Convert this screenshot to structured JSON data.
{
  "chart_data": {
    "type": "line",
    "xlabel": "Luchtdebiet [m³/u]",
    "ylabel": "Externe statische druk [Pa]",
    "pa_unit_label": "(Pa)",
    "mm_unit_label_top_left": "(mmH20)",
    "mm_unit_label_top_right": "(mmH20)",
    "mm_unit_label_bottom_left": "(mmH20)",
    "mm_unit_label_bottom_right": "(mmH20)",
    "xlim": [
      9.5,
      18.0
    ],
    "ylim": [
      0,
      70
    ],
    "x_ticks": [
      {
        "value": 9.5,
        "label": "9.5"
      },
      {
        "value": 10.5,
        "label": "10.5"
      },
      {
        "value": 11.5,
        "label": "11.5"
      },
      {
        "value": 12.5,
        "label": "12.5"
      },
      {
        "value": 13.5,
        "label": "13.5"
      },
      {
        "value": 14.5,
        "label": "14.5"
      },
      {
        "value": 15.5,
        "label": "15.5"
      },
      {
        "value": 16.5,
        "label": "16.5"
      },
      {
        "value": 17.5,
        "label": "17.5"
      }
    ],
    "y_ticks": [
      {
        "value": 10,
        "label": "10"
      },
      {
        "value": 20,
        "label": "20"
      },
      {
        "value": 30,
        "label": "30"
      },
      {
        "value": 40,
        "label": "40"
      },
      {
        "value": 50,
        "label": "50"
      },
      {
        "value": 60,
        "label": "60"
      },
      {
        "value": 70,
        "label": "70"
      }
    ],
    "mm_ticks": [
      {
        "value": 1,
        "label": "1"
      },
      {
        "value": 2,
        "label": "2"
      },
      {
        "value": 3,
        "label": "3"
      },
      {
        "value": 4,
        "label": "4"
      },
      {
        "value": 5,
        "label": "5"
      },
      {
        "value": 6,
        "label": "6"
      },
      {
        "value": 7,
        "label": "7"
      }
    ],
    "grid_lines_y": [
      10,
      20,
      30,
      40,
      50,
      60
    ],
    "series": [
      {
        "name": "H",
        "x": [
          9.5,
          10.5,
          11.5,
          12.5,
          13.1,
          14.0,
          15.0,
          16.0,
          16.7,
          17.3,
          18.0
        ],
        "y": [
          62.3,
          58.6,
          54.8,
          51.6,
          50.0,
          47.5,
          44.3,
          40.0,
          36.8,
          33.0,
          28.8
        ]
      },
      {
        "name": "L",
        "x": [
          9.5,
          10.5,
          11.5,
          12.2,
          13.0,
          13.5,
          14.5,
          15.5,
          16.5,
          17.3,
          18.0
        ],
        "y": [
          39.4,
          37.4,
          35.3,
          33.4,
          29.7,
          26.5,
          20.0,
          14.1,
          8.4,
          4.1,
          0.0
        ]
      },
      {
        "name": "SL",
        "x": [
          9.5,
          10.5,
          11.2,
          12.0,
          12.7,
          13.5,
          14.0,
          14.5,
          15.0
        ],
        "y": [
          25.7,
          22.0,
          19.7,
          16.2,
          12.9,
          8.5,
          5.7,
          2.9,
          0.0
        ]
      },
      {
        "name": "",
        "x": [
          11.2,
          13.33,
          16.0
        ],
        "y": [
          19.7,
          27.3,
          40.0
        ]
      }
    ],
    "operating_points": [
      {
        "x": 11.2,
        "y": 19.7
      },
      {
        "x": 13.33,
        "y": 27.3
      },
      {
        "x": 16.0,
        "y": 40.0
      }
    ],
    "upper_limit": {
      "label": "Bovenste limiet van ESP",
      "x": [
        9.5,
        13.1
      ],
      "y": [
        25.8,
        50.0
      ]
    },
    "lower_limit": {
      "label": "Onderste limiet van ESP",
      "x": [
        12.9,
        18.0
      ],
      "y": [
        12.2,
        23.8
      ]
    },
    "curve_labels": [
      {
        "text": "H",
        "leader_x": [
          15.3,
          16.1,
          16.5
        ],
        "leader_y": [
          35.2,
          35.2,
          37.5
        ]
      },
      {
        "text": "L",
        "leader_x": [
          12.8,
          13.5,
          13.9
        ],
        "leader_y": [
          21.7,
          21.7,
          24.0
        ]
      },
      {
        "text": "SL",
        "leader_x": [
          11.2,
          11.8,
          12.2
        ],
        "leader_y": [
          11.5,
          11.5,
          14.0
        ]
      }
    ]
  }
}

------

**BRIEF**
Produce a verbatim transcription of the entries above.

**COMPLETED TASK**
Convert this screenshot to structured JSON data.
{
  "chart_data": {
    "type": "line",
    "xlabel": "Luchtdebiet [m³/u]",
    "ylabel": "Externe statische druk [Pa]",
    "pa_unit_label": "(Pa)",
    "mm_unit_label_top_left": "(mmH20)",
    "mm_unit_label_top_right": "(mmH20)",
    "mm_unit_label_bottom_left": "(mmH20)",
    "mm_unit_label_bottom_right": "(mmH20)",
    "xlim": [
      9.5,
      18.0
    ],
    "ylim": [
      0,
      70
    ],
    "x_ticks": [
      {
        "value": 9.5,
        "label": "9.5"
      },
      {
        "value": 10.5,
        "label": "10.5"
      },
      {
        "value": 11.5,
        "label": "11.5"
      },
      {
        "value": 12.5,
        "label": "12.5"
      },
      {
        "value": 13.5,
        "label": "13.5"
      },
      {
        "value": 14.5,
        "label": "14.5"
      },
      {
        "value": 15.5,
        "label": "15.5"
      },
      {
        "value": 16.5,
        "label": "16.5"
      },
      {
        "value": 17.5,
        "label": "17.5"
      }
    ],
    "y_ticks": [
      {
        "value": 10,
        "label": "10"
      },
      {
        "value": 20,
        "label": "20"
      },
      {
        "value": 30,
        "label": "30"
      },
      {
        "value": 40,
        "label": "40"
      },
      {
        "value": 50,
        "label": "50"
      },
      {
        "value": 60,
        "label": "60"
      },
      {
        "value": 70,
        "label": "70"
      }
    ],
    "mm_ticks": [
      {
        "value": 1,
        "label": "1"
      },
      {
        "value": 2,
        "label": "2"
      },
      {
        "value": 3,
        "label": "3"
      },
      {
        "value": 4,
        "label": "4"
      },
      {
        "value": 5,
        "label": "5"
      },
      {
        "value": 6,
        "label": "6"
      },
      {
        "value": 7,
        "label": "7"
      }
    ],
    "grid_lines_y": [
      10,
      20,
      30,
      40,
      50,
      60
    ],
    "series": [
      {
        "name": "H",
        "x": [
          9.5,
          10.5,
          11.5,
          12.5,
          13.1,
          14.0,
          15.0,
          16.0,
          16.7,
          17.3,
          18.0
        ],
        "y": [
          62.3,
          58.6,
          54.8,
          51.6,
          50.0,
          47.5,
          44.3,
          40.0,
          36.8,
          33.0,
          28.8
        ]
      },
      {
        "name": "L",
        "x": [
          9.5,
          10.5,
          11.5,
          12.2,
          13.0,
          13.5,
          14.5,
          15.5,
          16.5,
          17.3,
          18.0
        ],
        "y": [
          39.4,
          37.4,
          35.3,
          33.4,
          29.7,
          26.5,
          20.0,
          14.1,
          8.4,
          4.1,
          0.0
        ]
      },
      {
        "name": "SL",
        "x": [
          9.5,
          10.5,
          11.2,
          12.0,
          12.7,
          13.5,
          14.0,
          14.5,
          15.0
        ],
        "y": [
          25.7,
          22.0,
          19.7,
          16.2,
          12.9,
          8.5,
          5.7,
          2.9,
          0.0
        ]
      },
      {
        "name": "",
        "x": [
          11.2,
          13.33,
          16.0
        ],
        "y": [
          19.7,
          27.3,
          40.0
        ]
      }
    ],
    "operating_points": [
      {
        "x": 11.2,
        "y": 19.7
      },
      {
        "x": 13.33,
        "y": 27.3
      },
      {
        "x": 16.0,
        "y": 40.0
      }
    ],
    "upper_limit": {
      "label": "Bovenste limiet van ESP",
      "x": [
        9.5,
        13.1
      ],
      "y": [
        25.8,
        50.0
      ]
    },
    "lower_limit": {
      "label": "Onderste limiet van ESP",
      "x": [
        12.9,
        18.0
      ],
      "y": [
        12.2,
        23.8
      ]
    },
    "curve_labels": [
      {
        "text": "H",
        "leader_x": [
          15.3,
          16.1,
          16.5
        ],
        "leader_y": [
          35.2,
          35.2,
          37.5
        ]
      },
      {
        "text": "L",
        "leader_x": [
          12.8,
          13.5,
          13.9
        ],
        "leader_y": [
          21.7,
          21.7,
          24.0
        ]
      },
      {
        "text": "SL",
        "leader_x": [
          11.2,
          11.8,
          12.2
        ],
        "leader_y": [
          11.5,
          11.5,
          14.0
        ]
      }
    ]
  }
}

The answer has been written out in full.